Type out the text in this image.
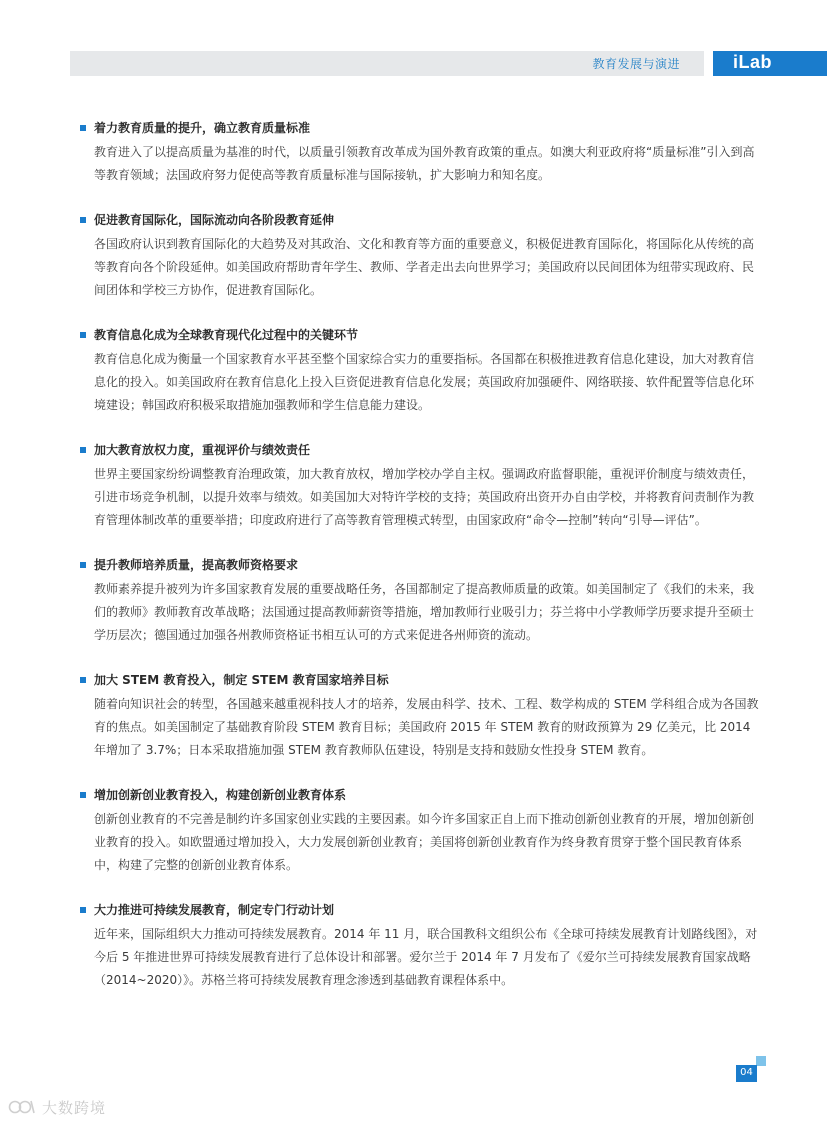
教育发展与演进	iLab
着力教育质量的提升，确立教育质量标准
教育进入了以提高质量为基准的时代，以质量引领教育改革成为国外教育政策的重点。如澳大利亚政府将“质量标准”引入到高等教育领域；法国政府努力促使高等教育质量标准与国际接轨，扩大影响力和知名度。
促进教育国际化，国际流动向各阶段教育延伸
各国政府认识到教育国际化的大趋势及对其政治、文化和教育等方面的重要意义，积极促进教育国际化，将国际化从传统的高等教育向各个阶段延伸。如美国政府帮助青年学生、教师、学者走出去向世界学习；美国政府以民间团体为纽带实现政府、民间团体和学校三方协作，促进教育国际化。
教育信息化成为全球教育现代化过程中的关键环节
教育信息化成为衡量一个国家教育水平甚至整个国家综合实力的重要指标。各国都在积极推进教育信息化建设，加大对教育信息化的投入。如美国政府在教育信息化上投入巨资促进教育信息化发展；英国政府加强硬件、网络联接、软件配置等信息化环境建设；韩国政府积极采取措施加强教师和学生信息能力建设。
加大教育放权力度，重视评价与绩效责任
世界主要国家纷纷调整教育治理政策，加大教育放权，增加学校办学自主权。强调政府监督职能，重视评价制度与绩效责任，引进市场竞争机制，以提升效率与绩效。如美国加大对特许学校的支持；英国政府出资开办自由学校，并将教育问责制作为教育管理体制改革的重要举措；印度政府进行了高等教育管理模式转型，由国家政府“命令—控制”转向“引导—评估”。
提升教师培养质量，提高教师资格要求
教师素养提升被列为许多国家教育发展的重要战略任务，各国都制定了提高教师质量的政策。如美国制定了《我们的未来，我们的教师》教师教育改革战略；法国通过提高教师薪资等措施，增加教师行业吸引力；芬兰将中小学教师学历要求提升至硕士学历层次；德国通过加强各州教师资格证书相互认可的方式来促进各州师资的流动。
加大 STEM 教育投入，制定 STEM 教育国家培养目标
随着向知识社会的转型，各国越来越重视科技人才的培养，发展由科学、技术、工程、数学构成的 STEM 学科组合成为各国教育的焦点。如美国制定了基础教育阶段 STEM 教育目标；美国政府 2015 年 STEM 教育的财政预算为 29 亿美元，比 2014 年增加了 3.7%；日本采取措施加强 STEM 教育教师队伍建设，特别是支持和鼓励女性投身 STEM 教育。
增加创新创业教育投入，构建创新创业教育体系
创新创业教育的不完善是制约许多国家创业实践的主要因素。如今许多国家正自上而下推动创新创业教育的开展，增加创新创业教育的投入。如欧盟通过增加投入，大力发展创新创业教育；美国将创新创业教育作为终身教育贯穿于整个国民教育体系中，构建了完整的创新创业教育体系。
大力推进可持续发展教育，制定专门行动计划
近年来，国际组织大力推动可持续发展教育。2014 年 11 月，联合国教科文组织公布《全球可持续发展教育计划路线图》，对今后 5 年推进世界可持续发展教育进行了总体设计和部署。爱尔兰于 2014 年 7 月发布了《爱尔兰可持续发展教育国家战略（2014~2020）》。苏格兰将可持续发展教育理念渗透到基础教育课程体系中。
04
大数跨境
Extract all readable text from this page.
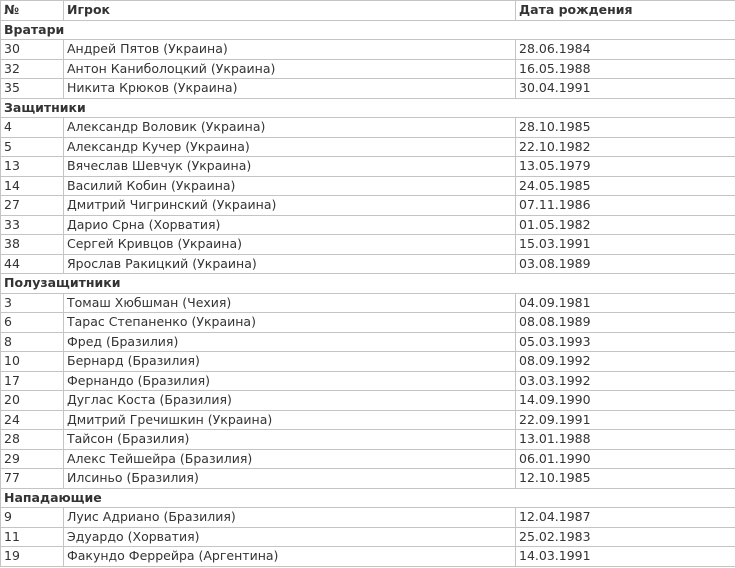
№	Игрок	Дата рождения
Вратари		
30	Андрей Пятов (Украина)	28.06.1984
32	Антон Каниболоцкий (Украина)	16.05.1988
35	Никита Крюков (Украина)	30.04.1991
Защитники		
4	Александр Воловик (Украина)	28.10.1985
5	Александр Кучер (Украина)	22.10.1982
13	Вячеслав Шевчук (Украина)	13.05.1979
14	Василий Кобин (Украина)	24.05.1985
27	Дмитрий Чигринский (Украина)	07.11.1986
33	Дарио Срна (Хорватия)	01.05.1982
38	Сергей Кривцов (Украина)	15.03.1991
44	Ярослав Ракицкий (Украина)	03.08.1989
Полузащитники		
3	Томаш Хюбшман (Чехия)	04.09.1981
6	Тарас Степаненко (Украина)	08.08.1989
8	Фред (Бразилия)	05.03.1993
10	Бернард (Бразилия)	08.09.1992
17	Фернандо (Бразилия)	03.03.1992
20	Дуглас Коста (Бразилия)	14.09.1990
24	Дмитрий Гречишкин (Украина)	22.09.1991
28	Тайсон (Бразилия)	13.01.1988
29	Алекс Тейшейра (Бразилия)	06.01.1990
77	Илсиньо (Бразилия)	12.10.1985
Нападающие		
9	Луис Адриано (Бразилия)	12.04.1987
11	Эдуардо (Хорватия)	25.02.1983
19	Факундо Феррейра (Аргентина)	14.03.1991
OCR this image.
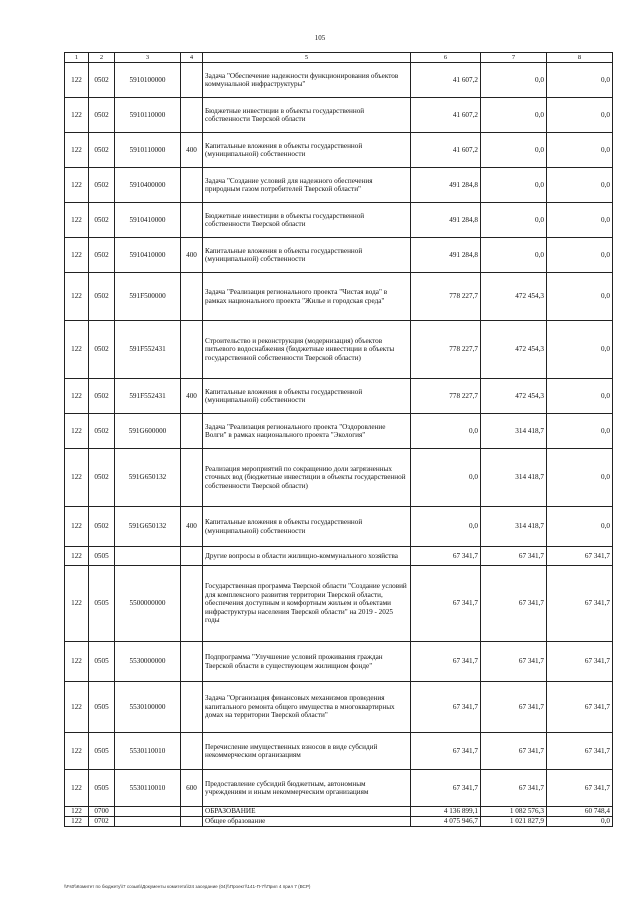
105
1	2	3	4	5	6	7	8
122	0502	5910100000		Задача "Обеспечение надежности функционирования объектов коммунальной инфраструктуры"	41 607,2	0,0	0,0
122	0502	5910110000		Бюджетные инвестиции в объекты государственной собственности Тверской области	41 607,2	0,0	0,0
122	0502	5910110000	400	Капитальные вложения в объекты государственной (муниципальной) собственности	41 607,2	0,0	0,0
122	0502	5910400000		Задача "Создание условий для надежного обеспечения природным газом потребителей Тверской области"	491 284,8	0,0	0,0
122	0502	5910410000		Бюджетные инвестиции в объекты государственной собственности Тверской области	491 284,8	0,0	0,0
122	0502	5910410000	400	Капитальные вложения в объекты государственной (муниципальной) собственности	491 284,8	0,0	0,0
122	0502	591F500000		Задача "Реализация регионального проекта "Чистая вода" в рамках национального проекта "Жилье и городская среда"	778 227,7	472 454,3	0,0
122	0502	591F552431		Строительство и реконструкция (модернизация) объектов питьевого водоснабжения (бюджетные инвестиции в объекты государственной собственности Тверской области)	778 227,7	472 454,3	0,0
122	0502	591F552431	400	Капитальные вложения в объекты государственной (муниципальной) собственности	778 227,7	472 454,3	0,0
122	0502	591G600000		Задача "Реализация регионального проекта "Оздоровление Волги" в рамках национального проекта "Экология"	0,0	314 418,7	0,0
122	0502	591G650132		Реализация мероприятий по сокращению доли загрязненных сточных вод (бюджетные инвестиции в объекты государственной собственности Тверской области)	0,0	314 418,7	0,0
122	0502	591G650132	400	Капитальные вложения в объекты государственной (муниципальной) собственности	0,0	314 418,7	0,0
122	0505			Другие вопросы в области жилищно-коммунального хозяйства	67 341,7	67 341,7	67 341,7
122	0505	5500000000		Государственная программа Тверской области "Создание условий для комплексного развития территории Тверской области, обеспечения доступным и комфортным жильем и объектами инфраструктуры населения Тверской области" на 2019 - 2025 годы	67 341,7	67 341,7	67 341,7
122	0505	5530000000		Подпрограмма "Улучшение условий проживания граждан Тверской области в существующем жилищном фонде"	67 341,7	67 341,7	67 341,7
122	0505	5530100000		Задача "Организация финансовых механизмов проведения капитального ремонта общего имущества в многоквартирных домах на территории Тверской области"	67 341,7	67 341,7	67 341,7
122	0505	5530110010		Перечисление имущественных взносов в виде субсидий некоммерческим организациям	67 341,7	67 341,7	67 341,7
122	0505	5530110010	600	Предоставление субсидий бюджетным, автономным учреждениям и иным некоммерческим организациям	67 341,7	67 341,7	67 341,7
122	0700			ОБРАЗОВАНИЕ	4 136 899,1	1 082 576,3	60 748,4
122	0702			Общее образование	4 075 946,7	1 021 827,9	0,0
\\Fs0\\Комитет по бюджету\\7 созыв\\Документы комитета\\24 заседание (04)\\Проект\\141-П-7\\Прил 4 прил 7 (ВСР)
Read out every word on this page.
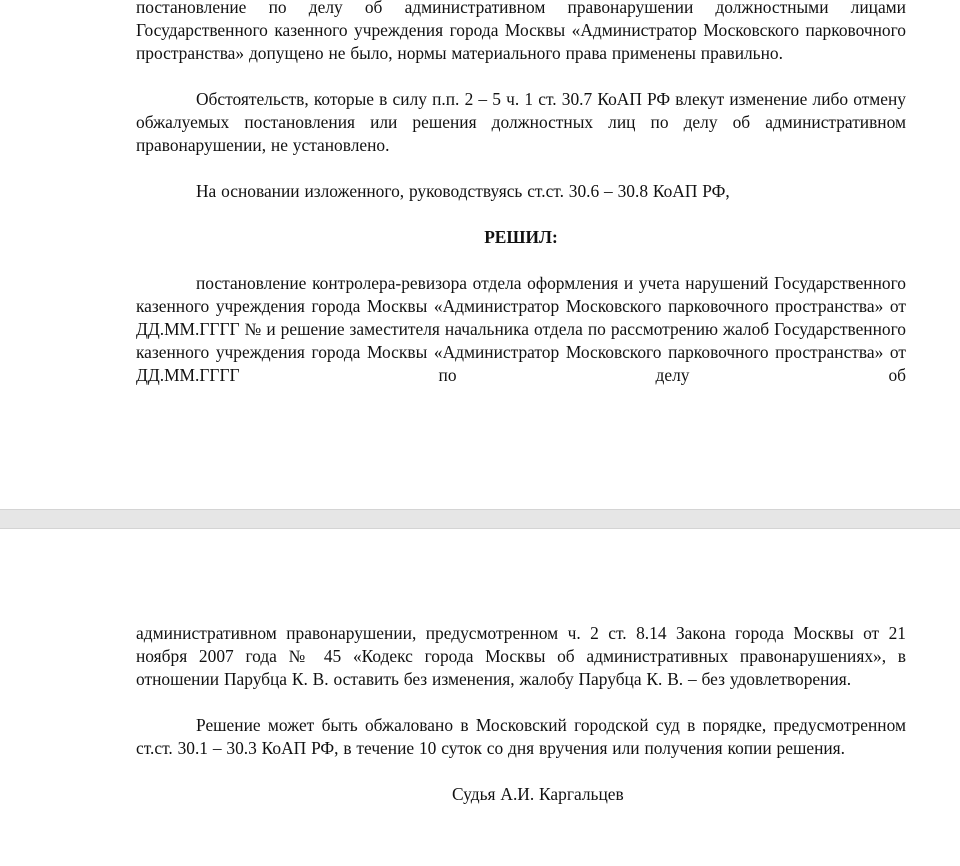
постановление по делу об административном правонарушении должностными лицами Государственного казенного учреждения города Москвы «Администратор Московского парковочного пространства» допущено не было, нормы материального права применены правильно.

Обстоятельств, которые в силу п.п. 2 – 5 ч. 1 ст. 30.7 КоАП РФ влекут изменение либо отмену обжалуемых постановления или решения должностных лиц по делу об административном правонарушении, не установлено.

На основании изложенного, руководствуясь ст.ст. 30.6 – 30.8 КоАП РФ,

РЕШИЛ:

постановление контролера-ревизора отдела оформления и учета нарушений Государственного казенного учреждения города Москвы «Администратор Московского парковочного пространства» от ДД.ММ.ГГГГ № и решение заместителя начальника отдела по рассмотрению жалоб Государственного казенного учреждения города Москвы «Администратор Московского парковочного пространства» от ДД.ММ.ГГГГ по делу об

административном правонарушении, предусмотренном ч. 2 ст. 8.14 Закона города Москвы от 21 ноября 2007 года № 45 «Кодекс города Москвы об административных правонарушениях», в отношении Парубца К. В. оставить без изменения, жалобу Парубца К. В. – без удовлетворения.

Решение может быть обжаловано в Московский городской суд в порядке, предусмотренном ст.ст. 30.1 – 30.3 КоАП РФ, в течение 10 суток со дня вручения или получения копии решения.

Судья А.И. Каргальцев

§ Job:
Check each line of the records for "page" and copy the ones that contain it.

§ Task result:
Extract all readable text from this page.
Read out every word on this page.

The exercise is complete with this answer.